# WHAT THE EXERCISE ASKS
Without omitting anything, copy every entry word for word.

Collection entries:

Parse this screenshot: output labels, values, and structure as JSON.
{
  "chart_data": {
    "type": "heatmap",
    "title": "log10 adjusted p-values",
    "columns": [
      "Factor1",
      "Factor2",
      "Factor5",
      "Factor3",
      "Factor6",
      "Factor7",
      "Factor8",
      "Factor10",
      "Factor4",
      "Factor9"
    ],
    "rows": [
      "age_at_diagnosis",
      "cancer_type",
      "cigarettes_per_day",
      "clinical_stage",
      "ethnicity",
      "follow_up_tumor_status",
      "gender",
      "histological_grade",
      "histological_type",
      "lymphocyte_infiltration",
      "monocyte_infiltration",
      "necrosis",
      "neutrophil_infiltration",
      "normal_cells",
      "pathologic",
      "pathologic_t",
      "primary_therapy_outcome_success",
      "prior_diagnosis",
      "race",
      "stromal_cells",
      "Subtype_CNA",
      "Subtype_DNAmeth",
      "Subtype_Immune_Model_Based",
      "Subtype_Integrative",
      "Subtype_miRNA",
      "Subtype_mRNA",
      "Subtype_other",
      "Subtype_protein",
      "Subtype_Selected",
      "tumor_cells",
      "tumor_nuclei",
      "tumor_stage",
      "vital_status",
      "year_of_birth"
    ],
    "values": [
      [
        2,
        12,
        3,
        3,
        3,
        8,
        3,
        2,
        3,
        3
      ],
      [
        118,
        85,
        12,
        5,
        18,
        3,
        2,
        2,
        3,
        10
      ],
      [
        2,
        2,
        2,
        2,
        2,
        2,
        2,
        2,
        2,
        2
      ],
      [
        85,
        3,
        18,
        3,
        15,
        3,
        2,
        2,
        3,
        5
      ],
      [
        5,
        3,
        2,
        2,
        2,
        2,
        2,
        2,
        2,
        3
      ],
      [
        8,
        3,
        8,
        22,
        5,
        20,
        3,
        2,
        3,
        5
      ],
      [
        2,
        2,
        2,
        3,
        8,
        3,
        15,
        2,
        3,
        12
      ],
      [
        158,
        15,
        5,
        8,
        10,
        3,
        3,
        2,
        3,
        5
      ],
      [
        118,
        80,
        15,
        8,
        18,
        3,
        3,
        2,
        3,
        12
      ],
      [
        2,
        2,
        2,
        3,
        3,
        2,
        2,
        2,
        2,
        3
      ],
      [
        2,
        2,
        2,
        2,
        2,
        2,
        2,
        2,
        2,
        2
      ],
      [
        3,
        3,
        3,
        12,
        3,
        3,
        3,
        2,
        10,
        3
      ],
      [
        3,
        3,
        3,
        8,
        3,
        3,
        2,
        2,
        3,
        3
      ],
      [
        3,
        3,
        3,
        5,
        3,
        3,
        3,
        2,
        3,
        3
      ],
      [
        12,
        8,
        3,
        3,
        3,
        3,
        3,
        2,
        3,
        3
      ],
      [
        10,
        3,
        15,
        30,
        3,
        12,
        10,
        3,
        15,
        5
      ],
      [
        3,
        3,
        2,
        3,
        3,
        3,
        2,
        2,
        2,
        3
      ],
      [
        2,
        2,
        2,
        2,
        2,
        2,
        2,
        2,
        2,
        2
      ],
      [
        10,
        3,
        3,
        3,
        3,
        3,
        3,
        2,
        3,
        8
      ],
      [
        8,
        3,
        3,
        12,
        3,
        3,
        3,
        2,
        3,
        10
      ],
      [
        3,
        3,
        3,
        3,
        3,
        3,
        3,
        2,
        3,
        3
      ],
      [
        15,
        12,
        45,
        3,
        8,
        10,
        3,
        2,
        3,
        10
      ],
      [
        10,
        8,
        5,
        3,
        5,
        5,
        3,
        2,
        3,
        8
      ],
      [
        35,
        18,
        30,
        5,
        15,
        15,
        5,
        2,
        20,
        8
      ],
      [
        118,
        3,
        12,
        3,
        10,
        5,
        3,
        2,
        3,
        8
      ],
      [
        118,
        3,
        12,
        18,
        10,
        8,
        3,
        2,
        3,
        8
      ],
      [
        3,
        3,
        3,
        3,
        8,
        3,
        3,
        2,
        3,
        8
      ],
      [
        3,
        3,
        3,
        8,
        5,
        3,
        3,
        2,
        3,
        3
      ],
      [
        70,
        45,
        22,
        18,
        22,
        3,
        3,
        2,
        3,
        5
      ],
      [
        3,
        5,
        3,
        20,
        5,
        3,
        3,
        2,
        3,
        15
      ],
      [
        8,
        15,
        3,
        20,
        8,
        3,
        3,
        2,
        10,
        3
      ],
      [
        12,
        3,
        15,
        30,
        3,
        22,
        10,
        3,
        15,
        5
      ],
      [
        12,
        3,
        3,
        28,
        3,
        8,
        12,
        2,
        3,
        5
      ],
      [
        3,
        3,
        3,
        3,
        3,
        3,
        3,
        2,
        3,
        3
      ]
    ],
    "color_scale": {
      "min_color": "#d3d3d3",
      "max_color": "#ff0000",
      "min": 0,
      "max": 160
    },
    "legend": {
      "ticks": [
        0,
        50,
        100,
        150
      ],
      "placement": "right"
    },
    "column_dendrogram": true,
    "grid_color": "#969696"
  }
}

# RESULT OF THIS EXERCISE
Parse this screenshot: output labels, values, and structure as JSON.
{
  "chart_data": {
    "type": "heatmap",
    "title": "log10 adjusted p-values",
    "columns": [
      "Factor1",
      "Factor2",
      "Factor5",
      "Factor3",
      "Factor6",
      "Factor7",
      "Factor8",
      "Factor10",
      "Factor4",
      "Factor9"
    ],
    "rows": [
      "age_at_diagnosis",
      "cancer_type",
      "cigarettes_per_day",
      "clinical_stage",
      "ethnicity",
      "follow_up_tumor_status",
      "gender",
      "histological_grade",
      "histological_type",
      "lymphocyte_infiltration",
      "monocyte_infiltration",
      "necrosis",
      "neutrophil_infiltration",
      "normal_cells",
      "pathologic",
      "pathologic_t",
      "primary_therapy_outcome_success",
      "prior_diagnosis",
      "race",
      "stromal_cells",
      "Subtype_CNA",
      "Subtype_DNAmeth",
      "Subtype_Immune_Model_Based",
      "Subtype_Integrative",
      "Subtype_miRNA",
      "Subtype_mRNA",
      "Subtype_other",
      "Subtype_protein",
      "Subtype_Selected",
      "tumor_cells",
      "tumor_nuclei",
      "tumor_stage",
      "vital_status",
      "year_of_birth"
    ],
    "values": [
      [
        2,
        12,
        3,
        3,
        3,
        8,
        3,
        2,
        3,
        3
      ],
      [
        118,
        85,
        12,
        5,
        18,
        3,
        2,
        2,
        3,
        10
      ],
      [
        2,
        2,
        2,
        2,
        2,
        2,
        2,
        2,
        2,
        2
      ],
      [
        85,
        3,
        18,
        3,
        15,
        3,
        2,
        2,
        3,
        5
      ],
      [
        5,
        3,
        2,
        2,
        2,
        2,
        2,
        2,
        2,
        3
      ],
      [
        8,
        3,
        8,
        22,
        5,
        20,
        3,
        2,
        3,
        5
      ],
      [
        2,
        2,
        2,
        3,
        8,
        3,
        15,
        2,
        3,
        12
      ],
      [
        158,
        15,
        5,
        8,
        10,
        3,
        3,
        2,
        3,
        5
      ],
      [
        118,
        80,
        15,
        8,
        18,
        3,
        3,
        2,
        3,
        12
      ],
      [
        2,
        2,
        2,
        3,
        3,
        2,
        2,
        2,
        2,
        3
      ],
      [
        2,
        2,
        2,
        2,
        2,
        2,
        2,
        2,
        2,
        2
      ],
      [
        3,
        3,
        3,
        12,
        3,
        3,
        3,
        2,
        10,
        3
      ],
      [
        3,
        3,
        3,
        8,
        3,
        3,
        2,
        2,
        3,
        3
      ],
      [
        3,
        3,
        3,
        5,
        3,
        3,
        3,
        2,
        3,
        3
      ],
      [
        12,
        8,
        3,
        3,
        3,
        3,
        3,
        2,
        3,
        3
      ],
      [
        10,
        3,
        15,
        30,
        3,
        12,
        10,
        3,
        15,
        5
      ],
      [
        3,
        3,
        2,
        3,
        3,
        3,
        2,
        2,
        2,
        3
      ],
      [
        2,
        2,
        2,
        2,
        2,
        2,
        2,
        2,
        2,
        2
      ],
      [
        10,
        3,
        3,
        3,
        3,
        3,
        3,
        2,
        3,
        8
      ],
      [
        8,
        3,
        3,
        12,
        3,
        3,
        3,
        2,
        3,
        10
      ],
      [
        3,
        3,
        3,
        3,
        3,
        3,
        3,
        2,
        3,
        3
      ],
      [
        15,
        12,
        45,
        3,
        8,
        10,
        3,
        2,
        3,
        10
      ],
      [
        10,
        8,
        5,
        3,
        5,
        5,
        3,
        2,
        3,
        8
      ],
      [
        35,
        18,
        30,
        5,
        15,
        15,
        5,
        2,
        20,
        8
      ],
      [
        118,
        3,
        12,
        3,
        10,
        5,
        3,
        2,
        3,
        8
      ],
      [
        118,
        3,
        12,
        18,
        10,
        8,
        3,
        2,
        3,
        8
      ],
      [
        3,
        3,
        3,
        3,
        8,
        3,
        3,
        2,
        3,
        8
      ],
      [
        3,
        3,
        3,
        8,
        5,
        3,
        3,
        2,
        3,
        3
      ],
      [
        70,
        45,
        22,
        18,
        22,
        3,
        3,
        2,
        3,
        5
      ],
      [
        3,
        5,
        3,
        20,
        5,
        3,
        3,
        2,
        3,
        15
      ],
      [
        8,
        15,
        3,
        20,
        8,
        3,
        3,
        2,
        10,
        3
      ],
      [
        12,
        3,
        15,
        30,
        3,
        22,
        10,
        3,
        15,
        5
      ],
      [
        12,
        3,
        3,
        28,
        3,
        8,
        12,
        2,
        3,
        5
      ],
      [
        3,
        3,
        3,
        3,
        3,
        3,
        3,
        2,
        3,
        3
      ]
    ],
    "color_scale": {
      "min_color": "#d3d3d3",
      "max_color": "#ff0000",
      "min": 0,
      "max": 160
    },
    "legend": {
      "ticks": [
        0,
        50,
        100,
        150
      ],
      "placement": "right"
    },
    "column_dendrogram": true,
    "grid_color": "#969696"
  }
}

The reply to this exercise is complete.